Directive: Scan the data below. Pull out each line where "urea" occurs.

Available records:
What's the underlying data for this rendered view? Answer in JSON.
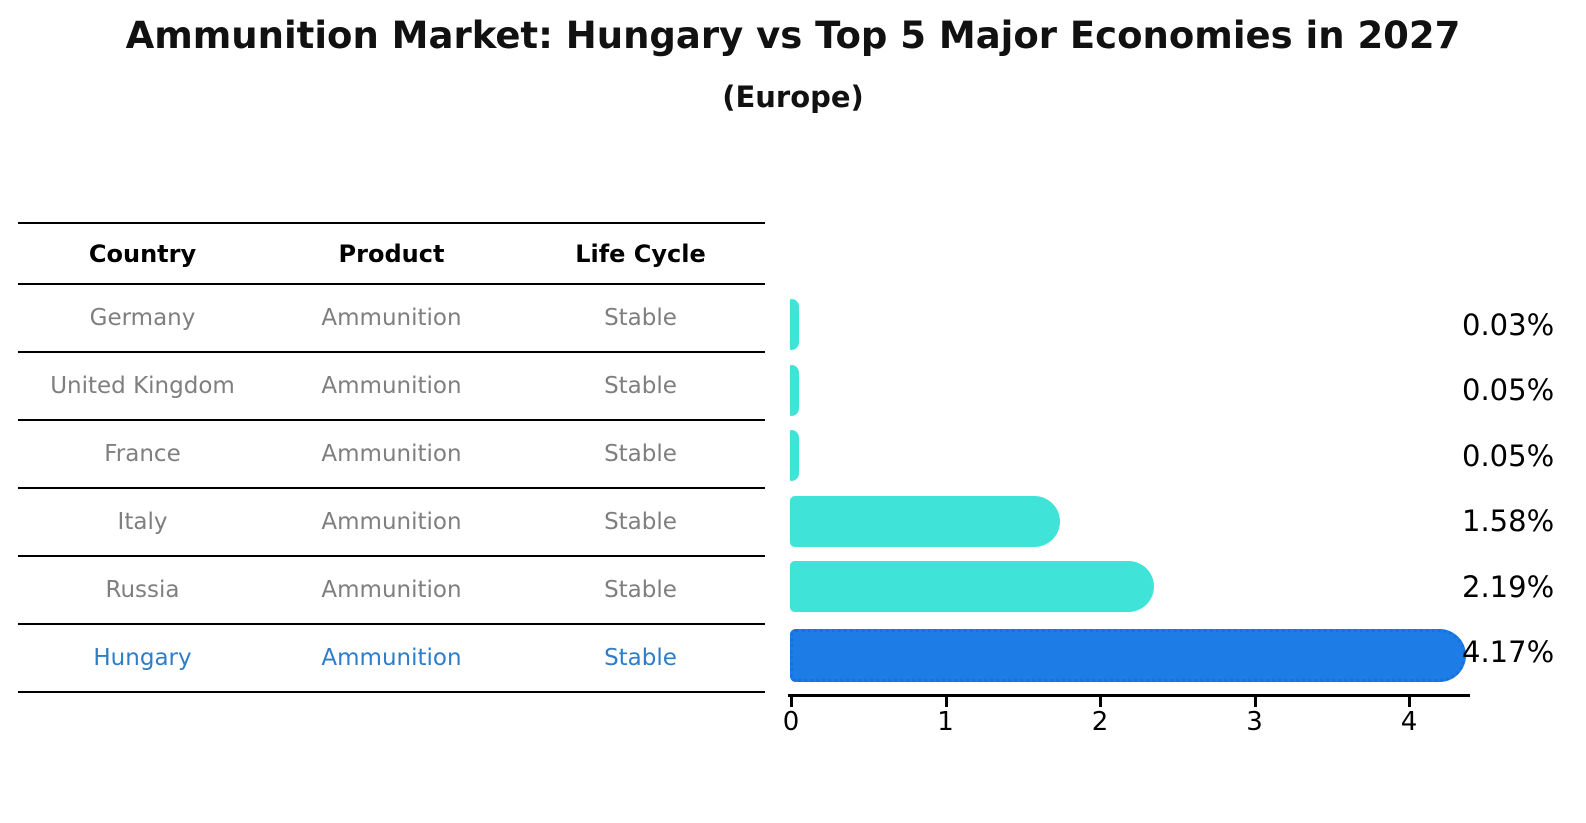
{
  "title": "Ammunition Market: Hungary vs Top 5 Major Economies in 2027",
  "subtitle": "(Europe)",
  "table": {
    "headers": [
      "Country",
      "Product",
      "Life Cycle"
    ],
    "rows": [
      {
        "country": "Germany",
        "product": "Ammunition",
        "life_cycle": "Stable",
        "highlighted": false
      },
      {
        "country": "United Kingdom",
        "product": "Ammunition",
        "life_cycle": "Stable",
        "highlighted": false
      },
      {
        "country": "France",
        "product": "Ammunition",
        "life_cycle": "Stable",
        "highlighted": false
      },
      {
        "country": "Italy",
        "product": "Ammunition",
        "life_cycle": "Stable",
        "highlighted": false
      },
      {
        "country": "Russia",
        "product": "Ammunition",
        "life_cycle": "Stable",
        "highlighted": false
      },
      {
        "country": "Hungary",
        "product": "Ammunition",
        "life_cycle": "Stable",
        "highlighted": true
      }
    ]
  },
  "chart_data": {
    "type": "bar",
    "orientation": "horizontal",
    "categories": [
      "Germany",
      "United Kingdom",
      "France",
      "Italy",
      "Russia",
      "Hungary"
    ],
    "values": [
      0.03,
      0.05,
      0.05,
      1.58,
      2.19,
      4.17
    ],
    "labels": [
      "0.03%",
      "0.05%",
      "0.05%",
      "1.58%",
      "2.19%",
      "4.17%"
    ],
    "x_ticks": [
      0,
      1,
      2,
      3,
      4
    ],
    "xlim": [
      0,
      4.4
    ],
    "grid": false,
    "legend": false,
    "highlight_category": "Hungary",
    "bar_color": "#40e3d8",
    "highlight_color": "#1e7ce6",
    "highlight_border_color": "#1670e0"
  },
  "colors": {
    "text_gray": "#7f7f7f",
    "highlight_text": "#2e7dcb",
    "axis": "#000000"
  }
}
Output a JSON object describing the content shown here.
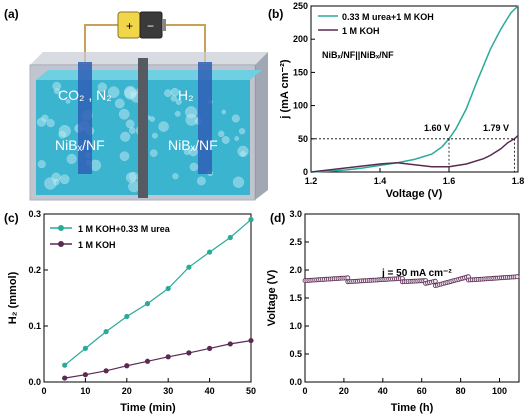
{
  "panels": {
    "a": {
      "letter": "(a)",
      "battery": {
        "plus": "+",
        "minus": "−"
      },
      "gases_left": "CO₂ , N₂",
      "gas_right": "H₂",
      "electrode_left": "NiBₓ/NF",
      "electrode_right": "NiBₓ/NF",
      "colors": {
        "electrolyte": "#3ab4cf",
        "electrode": "#2f5fb5",
        "tank": "#8d96a8",
        "membrane": "#555a63",
        "battery_yellow": "#f2d64a"
      }
    },
    "b": {
      "letter": "(b)",
      "system_label": "NiBₓ/NF||NiBₓ/NF",
      "annotation_1": "1.60 V",
      "annotation_2": "1.79 V",
      "ref_current_mA_cm2": 50,
      "colors": {
        "urea": "#2aaa9a",
        "koh": "#5a2a52"
      }
    },
    "c": {
      "letter": "(c)",
      "colors": {
        "urea": "#2aaa9a",
        "koh": "#5a2a52"
      }
    },
    "d": {
      "letter": "(d)",
      "annotation": "j = 50 mA cm⁻²",
      "colors": {
        "marker_edge": "#5a2a52",
        "marker_fill": "#f0e8f0"
      }
    }
  },
  "chart_data": [
    {
      "panel": "b",
      "type": "line",
      "xlabel": "Voltage (V)",
      "ylabel": "j (mA cm⁻²)",
      "xlim": [
        1.2,
        1.8
      ],
      "ylim": [
        0,
        250
      ],
      "xticks": [
        "1.2",
        "1.4",
        "1.6",
        "1.8"
      ],
      "yticks": [
        "0",
        "50",
        "100",
        "150",
        "200",
        "250"
      ],
      "legend_position": "top-left",
      "series": [
        {
          "name": "0.33 M urea+1 M KOH",
          "x": [
            1.2,
            1.25,
            1.3,
            1.35,
            1.4,
            1.45,
            1.5,
            1.55,
            1.58,
            1.6,
            1.62,
            1.65,
            1.68,
            1.7,
            1.72,
            1.75,
            1.78,
            1.8
          ],
          "y": [
            0,
            1,
            3,
            6,
            10,
            14,
            19,
            27,
            38,
            50,
            65,
            95,
            135,
            160,
            185,
            215,
            240,
            250
          ]
        },
        {
          "name": "1 M KOH",
          "x": [
            1.2,
            1.25,
            1.3,
            1.35,
            1.4,
            1.45,
            1.5,
            1.55,
            1.6,
            1.65,
            1.7,
            1.72,
            1.75,
            1.77,
            1.79,
            1.8
          ],
          "y": [
            0,
            3,
            6,
            9,
            12,
            14,
            11,
            8,
            8,
            12,
            20,
            25,
            35,
            44,
            50,
            55
          ]
        }
      ]
    },
    {
      "panel": "c",
      "type": "scatter",
      "xlabel": "Time (min)",
      "ylabel": "H₂ (mmol)",
      "xlim": [
        0,
        50
      ],
      "ylim": [
        0,
        0.3
      ],
      "xticks": [
        "0",
        "10",
        "20",
        "30",
        "40",
        "50"
      ],
      "yticks": [
        "0.0",
        "0.1",
        "0.2",
        "0.3"
      ],
      "legend_position": "top-left",
      "series": [
        {
          "name": "1 M KOH+0.33 M urea",
          "x": [
            5,
            10,
            15,
            20,
            25,
            30,
            35,
            40,
            45,
            50
          ],
          "y": [
            0.03,
            0.06,
            0.09,
            0.117,
            0.14,
            0.167,
            0.205,
            0.232,
            0.258,
            0.29
          ]
        },
        {
          "name": "1 M KOH",
          "x": [
            5,
            10,
            15,
            20,
            25,
            30,
            35,
            40,
            45,
            50
          ],
          "y": [
            0.007,
            0.013,
            0.02,
            0.029,
            0.037,
            0.045,
            0.052,
            0.06,
            0.068,
            0.074
          ]
        }
      ]
    },
    {
      "panel": "d",
      "type": "scatter",
      "xlabel": "Time (h)",
      "ylabel": "Voltage (V)",
      "xlim": [
        0,
        110
      ],
      "ylim": [
        0,
        3.0
      ],
      "xticks": [
        "0",
        "20",
        "40",
        "60",
        "80",
        "100"
      ],
      "yticks": [
        "0.0",
        "0.5",
        "1.0",
        "1.5",
        "2.0",
        "2.5",
        "3.0"
      ],
      "segments": [
        {
          "x": [
            0,
            22
          ],
          "y": [
            1.81,
            1.86
          ]
        },
        {
          "x": [
            22,
            50
          ],
          "y": [
            1.79,
            1.85
          ]
        },
        {
          "x": [
            50,
            62
          ],
          "y": [
            1.79,
            1.81
          ]
        },
        {
          "x": [
            62,
            67
          ],
          "y": [
            1.76,
            1.8
          ]
        },
        {
          "x": [
            67,
            84
          ],
          "y": [
            1.72,
            1.88
          ]
        },
        {
          "x": [
            84,
            109
          ],
          "y": [
            1.82,
            1.88
          ]
        }
      ]
    }
  ]
}
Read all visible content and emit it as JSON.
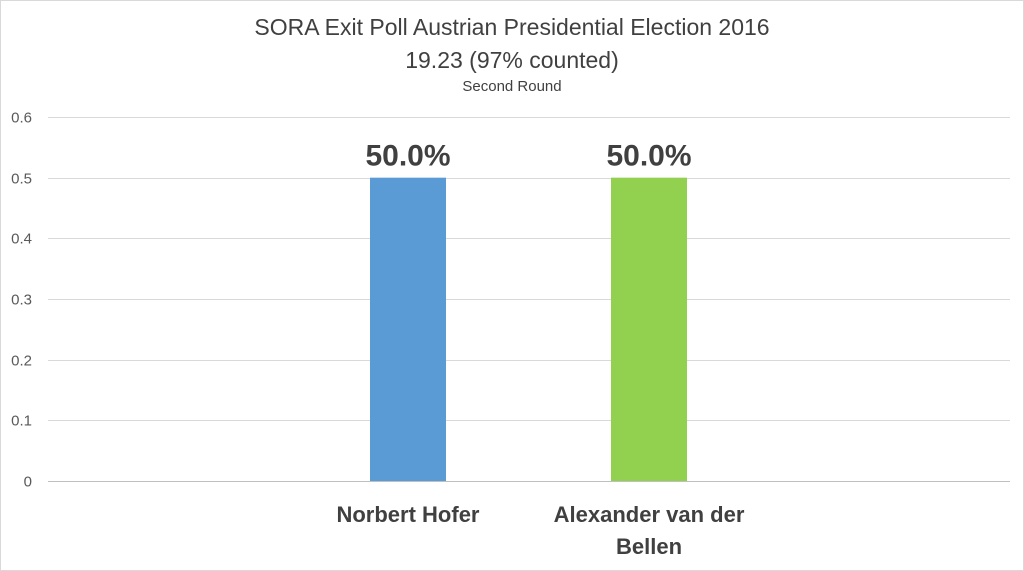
{
  "chart_data": {
    "type": "bar",
    "title": "SORA Exit Poll Austrian Presidential Election 2016",
    "subtitle": "19.23 (97% counted)",
    "subsubtitle": "Second Round",
    "categories": [
      "Norbert Hofer",
      "Alexander van der Bellen"
    ],
    "values": [
      0.5,
      0.5
    ],
    "data_labels": [
      "50.0%",
      "50.0%"
    ],
    "colors": [
      "#5b9bd5",
      "#92d050"
    ],
    "ylim": [
      0,
      0.6
    ],
    "yticks": [
      0,
      0.1,
      0.2,
      0.3,
      0.4,
      0.5,
      0.6
    ],
    "ytick_labels": [
      "0",
      "0.1",
      "0.2",
      "0.3",
      "0.4",
      "0.5",
      "0.6"
    ],
    "grid": true,
    "legend": "none"
  }
}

Correct response:
        "urea": "#2aaa9a",
        "urea": "#2aaa9a",
          "name": "0.33 M urea+1 M KOH",
          "name": "1 M KOH+0.33 M urea",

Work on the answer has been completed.